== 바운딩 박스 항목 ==
+ + +
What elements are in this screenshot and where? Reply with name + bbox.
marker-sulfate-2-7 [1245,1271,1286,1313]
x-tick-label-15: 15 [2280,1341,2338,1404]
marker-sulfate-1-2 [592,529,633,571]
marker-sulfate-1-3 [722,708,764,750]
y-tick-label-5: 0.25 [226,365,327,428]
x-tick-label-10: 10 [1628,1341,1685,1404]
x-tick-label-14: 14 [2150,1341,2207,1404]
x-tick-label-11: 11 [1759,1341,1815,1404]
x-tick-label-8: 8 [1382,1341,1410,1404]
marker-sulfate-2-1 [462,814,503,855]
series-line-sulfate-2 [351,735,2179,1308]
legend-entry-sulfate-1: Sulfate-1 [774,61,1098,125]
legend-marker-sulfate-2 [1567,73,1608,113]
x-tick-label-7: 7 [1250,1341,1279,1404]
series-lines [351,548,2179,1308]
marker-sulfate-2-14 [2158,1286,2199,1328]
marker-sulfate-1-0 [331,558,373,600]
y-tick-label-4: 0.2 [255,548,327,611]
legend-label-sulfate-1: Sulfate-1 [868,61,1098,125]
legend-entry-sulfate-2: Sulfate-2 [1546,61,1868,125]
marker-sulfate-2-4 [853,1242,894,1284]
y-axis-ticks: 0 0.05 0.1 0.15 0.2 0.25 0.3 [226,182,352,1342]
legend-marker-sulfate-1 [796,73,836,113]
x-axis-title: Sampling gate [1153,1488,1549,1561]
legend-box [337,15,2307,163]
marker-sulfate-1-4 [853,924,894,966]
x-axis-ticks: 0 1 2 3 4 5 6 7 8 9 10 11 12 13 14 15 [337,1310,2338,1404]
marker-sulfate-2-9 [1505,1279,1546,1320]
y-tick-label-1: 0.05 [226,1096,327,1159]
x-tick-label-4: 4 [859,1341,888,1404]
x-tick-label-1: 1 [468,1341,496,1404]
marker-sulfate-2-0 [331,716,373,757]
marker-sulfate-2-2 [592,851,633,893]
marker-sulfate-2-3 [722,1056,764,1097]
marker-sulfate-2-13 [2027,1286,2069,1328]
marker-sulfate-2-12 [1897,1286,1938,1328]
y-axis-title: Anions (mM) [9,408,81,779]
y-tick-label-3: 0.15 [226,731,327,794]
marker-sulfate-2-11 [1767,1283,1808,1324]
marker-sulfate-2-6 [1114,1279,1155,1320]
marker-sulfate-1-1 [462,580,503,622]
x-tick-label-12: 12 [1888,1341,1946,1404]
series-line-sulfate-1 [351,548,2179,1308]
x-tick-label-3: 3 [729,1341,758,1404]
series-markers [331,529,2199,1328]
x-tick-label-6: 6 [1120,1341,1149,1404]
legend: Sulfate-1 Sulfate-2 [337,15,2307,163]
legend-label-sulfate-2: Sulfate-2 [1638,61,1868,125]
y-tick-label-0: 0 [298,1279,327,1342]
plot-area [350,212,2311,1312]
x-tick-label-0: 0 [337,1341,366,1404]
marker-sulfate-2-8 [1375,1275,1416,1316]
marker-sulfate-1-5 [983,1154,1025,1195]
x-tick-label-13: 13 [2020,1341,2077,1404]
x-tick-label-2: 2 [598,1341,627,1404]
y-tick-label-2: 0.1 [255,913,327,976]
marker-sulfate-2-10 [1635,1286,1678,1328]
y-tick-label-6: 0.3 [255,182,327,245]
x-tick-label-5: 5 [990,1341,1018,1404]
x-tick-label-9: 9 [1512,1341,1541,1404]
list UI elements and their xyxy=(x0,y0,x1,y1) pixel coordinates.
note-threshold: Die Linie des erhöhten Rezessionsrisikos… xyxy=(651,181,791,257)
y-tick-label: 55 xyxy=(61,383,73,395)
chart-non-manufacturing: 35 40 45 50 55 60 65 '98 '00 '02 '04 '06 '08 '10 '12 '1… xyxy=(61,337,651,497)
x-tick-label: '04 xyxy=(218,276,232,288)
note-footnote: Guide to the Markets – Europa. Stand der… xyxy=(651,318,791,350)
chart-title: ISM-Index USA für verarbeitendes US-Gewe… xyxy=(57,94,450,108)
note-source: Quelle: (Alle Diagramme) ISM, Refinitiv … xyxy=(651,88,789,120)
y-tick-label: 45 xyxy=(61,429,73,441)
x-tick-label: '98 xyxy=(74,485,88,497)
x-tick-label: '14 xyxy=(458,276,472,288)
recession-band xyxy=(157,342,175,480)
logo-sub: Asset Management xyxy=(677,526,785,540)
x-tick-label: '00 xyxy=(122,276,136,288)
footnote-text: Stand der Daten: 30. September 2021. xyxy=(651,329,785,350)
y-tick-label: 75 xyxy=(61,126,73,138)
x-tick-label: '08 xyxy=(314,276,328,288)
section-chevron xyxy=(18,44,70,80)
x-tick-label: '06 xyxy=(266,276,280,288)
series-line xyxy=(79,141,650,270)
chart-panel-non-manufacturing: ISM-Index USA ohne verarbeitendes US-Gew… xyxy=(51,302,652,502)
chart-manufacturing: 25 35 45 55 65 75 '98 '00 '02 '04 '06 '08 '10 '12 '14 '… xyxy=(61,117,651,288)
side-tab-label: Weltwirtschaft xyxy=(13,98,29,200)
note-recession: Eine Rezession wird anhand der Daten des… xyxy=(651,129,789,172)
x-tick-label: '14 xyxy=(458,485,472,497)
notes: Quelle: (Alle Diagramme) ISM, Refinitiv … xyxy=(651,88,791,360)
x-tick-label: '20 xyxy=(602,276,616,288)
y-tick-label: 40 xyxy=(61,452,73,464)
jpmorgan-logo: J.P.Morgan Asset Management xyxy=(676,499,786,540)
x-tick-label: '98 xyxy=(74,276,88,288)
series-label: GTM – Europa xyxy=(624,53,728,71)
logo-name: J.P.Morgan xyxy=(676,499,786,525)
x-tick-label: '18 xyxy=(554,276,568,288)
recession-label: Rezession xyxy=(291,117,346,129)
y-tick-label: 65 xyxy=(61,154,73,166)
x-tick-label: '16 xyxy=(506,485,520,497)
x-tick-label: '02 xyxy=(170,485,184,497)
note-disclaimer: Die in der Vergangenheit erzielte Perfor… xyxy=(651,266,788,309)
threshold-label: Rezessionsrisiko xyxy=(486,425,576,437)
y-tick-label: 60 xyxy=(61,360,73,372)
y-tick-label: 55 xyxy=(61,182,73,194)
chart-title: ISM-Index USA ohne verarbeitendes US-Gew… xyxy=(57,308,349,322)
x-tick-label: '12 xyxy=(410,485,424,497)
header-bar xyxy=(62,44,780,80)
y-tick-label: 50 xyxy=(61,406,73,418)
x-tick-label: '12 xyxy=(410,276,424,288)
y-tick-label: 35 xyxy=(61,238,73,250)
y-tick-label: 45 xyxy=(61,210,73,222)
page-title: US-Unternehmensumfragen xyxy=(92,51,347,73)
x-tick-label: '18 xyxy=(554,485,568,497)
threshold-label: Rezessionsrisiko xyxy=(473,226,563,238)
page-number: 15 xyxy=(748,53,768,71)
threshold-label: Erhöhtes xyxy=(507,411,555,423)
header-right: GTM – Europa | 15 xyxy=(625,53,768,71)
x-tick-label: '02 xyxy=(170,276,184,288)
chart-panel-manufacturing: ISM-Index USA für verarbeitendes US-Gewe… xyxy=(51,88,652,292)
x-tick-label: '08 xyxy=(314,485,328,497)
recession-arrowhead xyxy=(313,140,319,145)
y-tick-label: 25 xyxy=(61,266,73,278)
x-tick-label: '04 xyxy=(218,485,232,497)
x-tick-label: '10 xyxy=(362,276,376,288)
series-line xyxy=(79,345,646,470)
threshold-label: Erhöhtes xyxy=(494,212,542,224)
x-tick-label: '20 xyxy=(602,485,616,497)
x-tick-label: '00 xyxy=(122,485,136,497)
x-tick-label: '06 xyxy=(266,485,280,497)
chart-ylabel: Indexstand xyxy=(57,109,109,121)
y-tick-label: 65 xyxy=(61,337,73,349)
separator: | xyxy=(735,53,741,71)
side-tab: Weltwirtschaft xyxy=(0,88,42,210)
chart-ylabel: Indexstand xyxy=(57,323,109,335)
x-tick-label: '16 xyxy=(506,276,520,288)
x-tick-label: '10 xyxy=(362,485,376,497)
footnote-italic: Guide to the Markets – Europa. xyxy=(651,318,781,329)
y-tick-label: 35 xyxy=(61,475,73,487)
+ + +
== 주어진 지시 ==
항목의 맨 처음부터 "x-tick-label-8: 8 [1382,1341,1410,1404]"가 들어 있는 줄까지, 양 끝 줄을 포함한 모든 줄을 그대로 인용하세요.

== 이 문제의 답 ==
What elements are in this screenshot and where? Reply with name + bbox.
marker-sulfate-2-7 [1245,1271,1286,1313]
x-tick-label-15: 15 [2280,1341,2338,1404]
marker-sulfate-1-2 [592,529,633,571]
marker-sulfate-1-3 [722,708,764,750]
y-tick-label-5: 0.25 [226,365,327,428]
x-tick-label-10: 10 [1628,1341,1685,1404]
x-tick-label-14: 14 [2150,1341,2207,1404]
x-tick-label-11: 11 [1759,1341,1815,1404]
x-tick-label-8: 8 [1382,1341,1410,1404]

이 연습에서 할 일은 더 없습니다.